**The problem:** Wherever the word "this" appears in the entries, copy the whole line.

**Records shown:**
◇ ◇ ◇ ◇ ◇

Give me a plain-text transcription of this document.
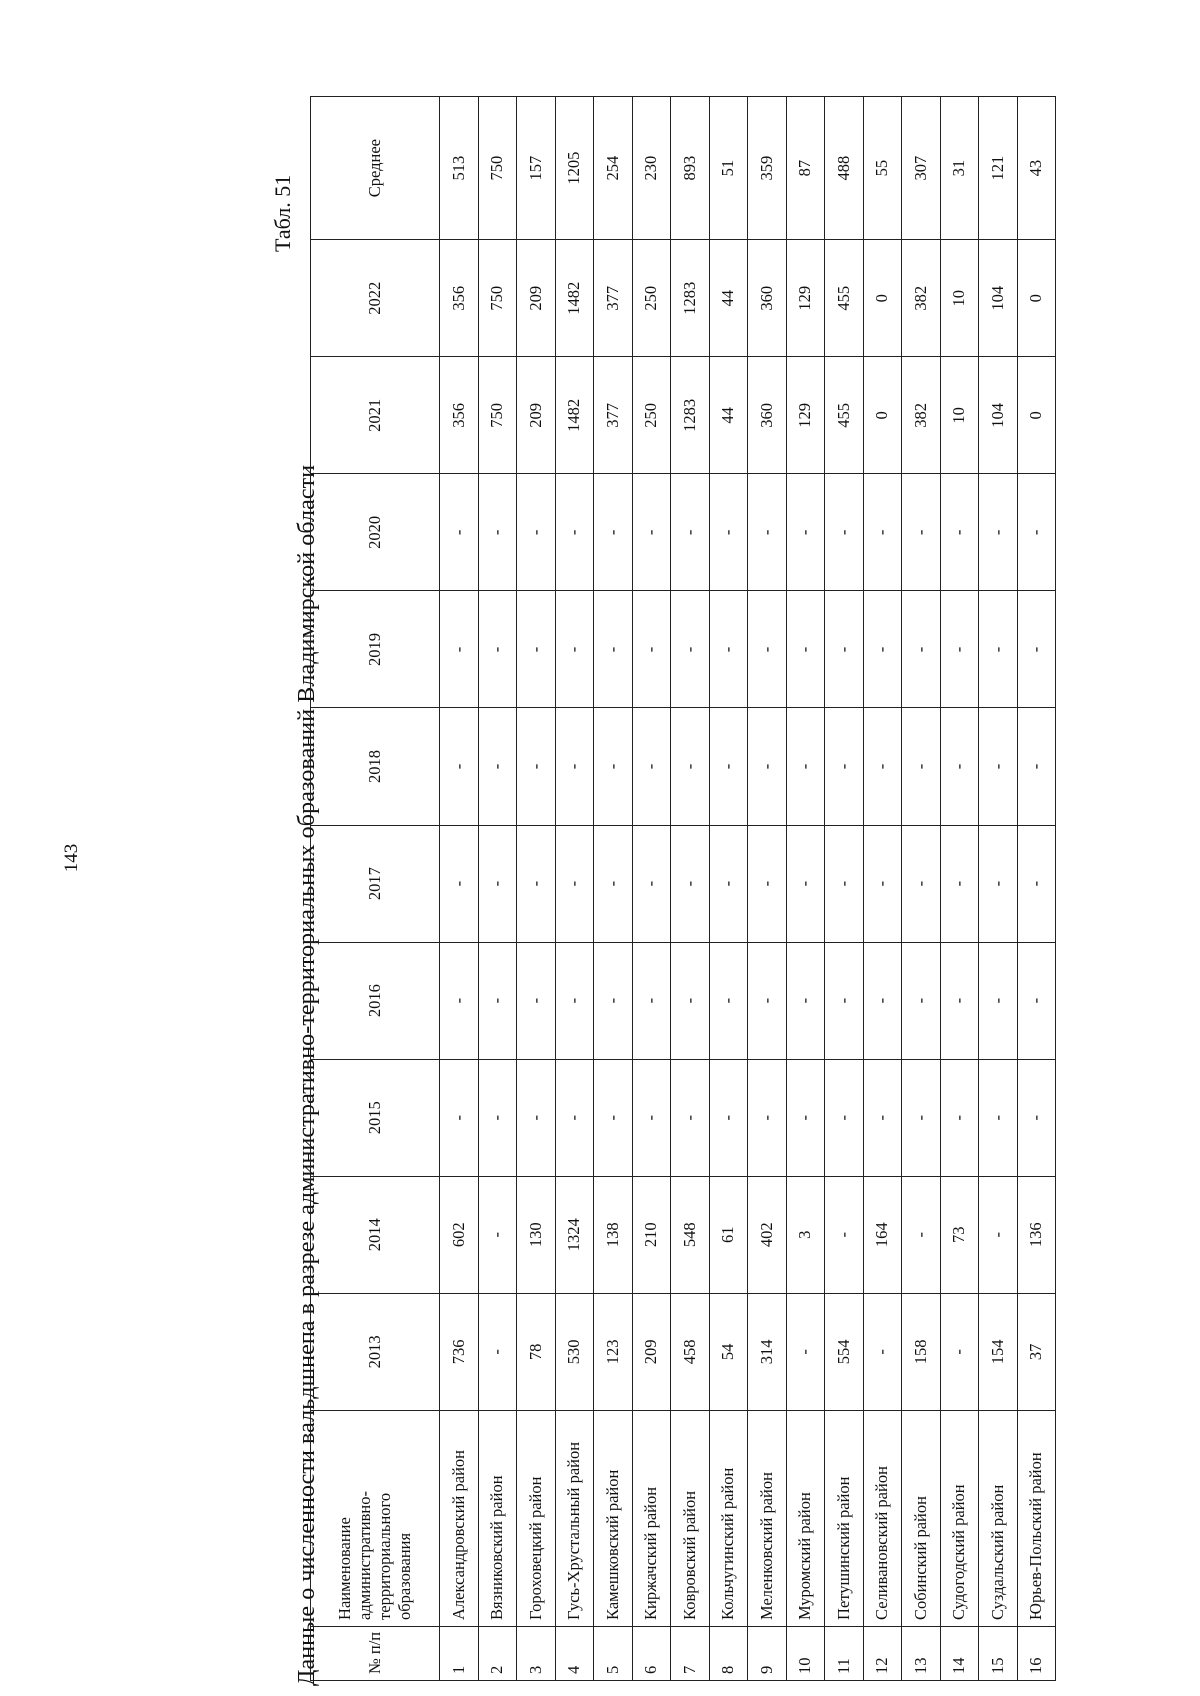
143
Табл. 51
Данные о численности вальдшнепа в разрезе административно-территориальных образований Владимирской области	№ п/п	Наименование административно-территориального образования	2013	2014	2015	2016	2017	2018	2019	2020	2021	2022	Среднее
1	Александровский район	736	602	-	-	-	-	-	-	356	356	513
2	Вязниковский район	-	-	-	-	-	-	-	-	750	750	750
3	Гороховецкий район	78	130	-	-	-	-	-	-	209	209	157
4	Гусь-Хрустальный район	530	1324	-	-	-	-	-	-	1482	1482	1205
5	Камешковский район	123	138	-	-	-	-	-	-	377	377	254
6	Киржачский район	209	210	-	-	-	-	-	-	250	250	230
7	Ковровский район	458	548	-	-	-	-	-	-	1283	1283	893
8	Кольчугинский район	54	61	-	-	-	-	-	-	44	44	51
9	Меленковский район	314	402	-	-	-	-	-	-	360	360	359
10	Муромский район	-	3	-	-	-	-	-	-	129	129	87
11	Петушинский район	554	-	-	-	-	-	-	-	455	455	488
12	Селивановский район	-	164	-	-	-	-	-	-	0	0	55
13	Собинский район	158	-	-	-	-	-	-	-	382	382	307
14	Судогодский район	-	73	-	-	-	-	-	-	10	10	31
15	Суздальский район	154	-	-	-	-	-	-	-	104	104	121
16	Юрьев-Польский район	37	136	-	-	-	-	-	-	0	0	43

◇ ◇ ◇ ◇ ◇

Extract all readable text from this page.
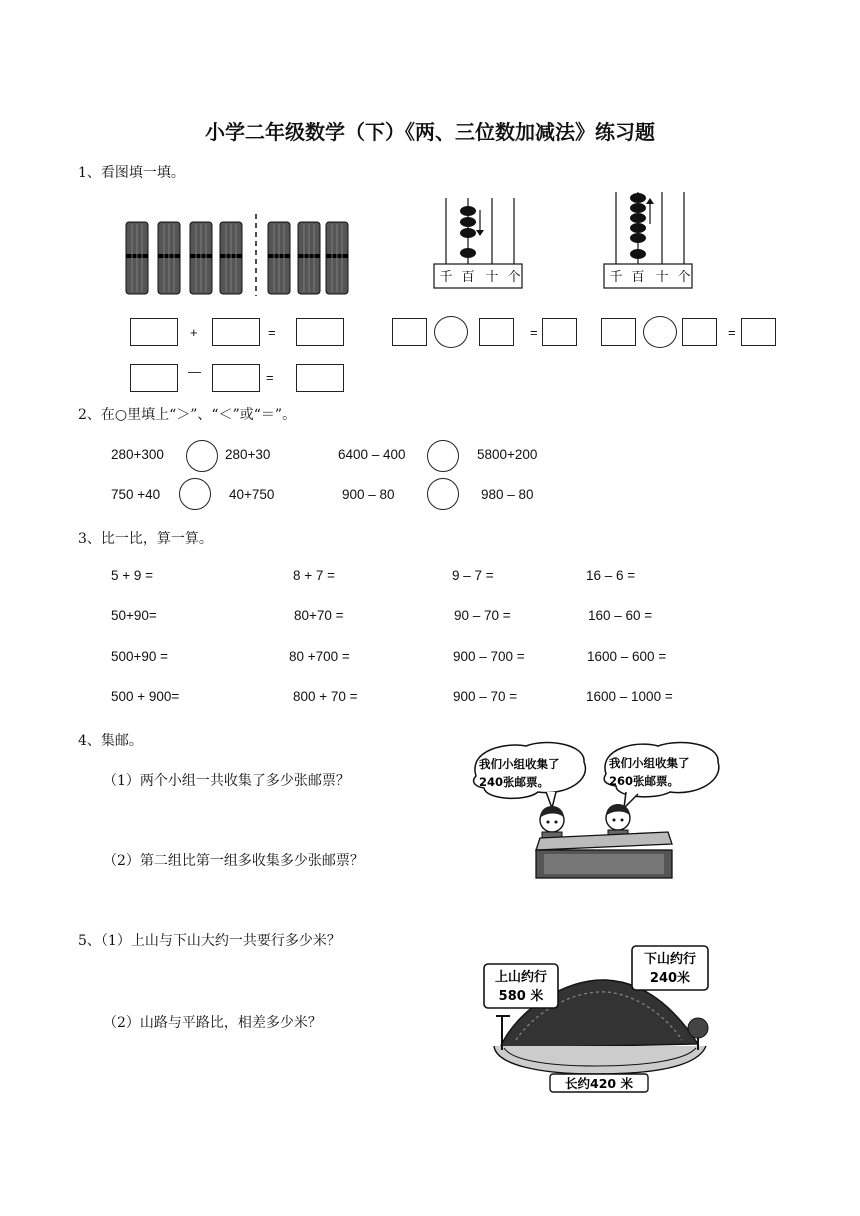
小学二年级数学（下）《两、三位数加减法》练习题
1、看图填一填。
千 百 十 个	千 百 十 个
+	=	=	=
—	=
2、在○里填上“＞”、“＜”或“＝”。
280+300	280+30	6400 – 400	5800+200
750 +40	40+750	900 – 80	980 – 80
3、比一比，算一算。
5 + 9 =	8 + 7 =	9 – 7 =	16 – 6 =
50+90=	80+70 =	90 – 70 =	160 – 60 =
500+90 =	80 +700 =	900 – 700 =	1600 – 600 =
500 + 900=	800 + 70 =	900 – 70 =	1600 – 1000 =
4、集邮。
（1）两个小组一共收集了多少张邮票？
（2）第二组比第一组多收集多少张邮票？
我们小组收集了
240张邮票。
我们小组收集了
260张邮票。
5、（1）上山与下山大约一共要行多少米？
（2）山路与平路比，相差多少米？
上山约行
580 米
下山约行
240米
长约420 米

◇ ◇ ◇ ◇ ◇

**Result of the exercise:**
Give me a plain-text transcription of this document.
Extract all readable text from this page.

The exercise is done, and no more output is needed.